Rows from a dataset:
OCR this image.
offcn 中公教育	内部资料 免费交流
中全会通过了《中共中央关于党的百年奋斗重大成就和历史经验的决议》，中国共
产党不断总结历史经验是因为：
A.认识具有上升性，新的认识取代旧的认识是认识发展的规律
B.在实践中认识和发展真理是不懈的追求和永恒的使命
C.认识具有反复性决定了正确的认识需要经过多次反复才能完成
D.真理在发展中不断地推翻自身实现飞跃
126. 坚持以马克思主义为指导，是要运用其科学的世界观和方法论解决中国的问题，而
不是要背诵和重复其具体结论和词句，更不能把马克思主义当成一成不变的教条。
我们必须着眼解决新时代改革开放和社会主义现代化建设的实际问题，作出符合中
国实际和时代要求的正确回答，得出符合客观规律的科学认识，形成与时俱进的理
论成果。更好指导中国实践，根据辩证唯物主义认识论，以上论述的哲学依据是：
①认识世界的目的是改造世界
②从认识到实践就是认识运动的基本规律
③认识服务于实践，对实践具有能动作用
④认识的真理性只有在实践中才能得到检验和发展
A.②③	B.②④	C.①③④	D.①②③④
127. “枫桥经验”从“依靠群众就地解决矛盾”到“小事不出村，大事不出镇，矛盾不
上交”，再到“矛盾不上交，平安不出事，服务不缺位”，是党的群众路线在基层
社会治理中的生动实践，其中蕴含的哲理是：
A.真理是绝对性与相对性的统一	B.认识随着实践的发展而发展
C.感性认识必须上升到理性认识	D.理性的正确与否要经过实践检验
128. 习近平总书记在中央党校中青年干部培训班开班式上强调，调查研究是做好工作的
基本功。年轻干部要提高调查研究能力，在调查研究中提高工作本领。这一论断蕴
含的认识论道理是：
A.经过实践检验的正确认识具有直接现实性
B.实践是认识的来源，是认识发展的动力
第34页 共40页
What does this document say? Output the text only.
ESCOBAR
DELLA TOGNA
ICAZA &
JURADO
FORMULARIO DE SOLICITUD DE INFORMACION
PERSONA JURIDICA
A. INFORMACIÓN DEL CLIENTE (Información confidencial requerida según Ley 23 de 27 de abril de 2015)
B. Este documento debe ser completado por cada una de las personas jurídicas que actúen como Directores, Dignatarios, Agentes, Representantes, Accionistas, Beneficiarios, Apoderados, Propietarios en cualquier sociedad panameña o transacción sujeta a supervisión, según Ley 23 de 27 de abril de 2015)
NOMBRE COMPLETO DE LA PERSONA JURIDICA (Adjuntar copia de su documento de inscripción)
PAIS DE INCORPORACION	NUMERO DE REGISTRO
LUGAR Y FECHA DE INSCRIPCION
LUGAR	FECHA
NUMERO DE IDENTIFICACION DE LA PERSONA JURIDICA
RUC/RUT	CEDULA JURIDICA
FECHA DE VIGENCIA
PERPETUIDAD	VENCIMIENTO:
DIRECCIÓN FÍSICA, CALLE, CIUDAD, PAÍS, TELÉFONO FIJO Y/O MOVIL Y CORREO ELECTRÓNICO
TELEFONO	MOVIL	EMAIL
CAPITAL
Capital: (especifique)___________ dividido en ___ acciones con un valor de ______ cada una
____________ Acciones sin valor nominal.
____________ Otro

DIRECTIVE.
Check each line of the data above for the word "FECHA" and say how many lines have it. Give the number alone.

RESPONSE TO THIS EXERCISE.
3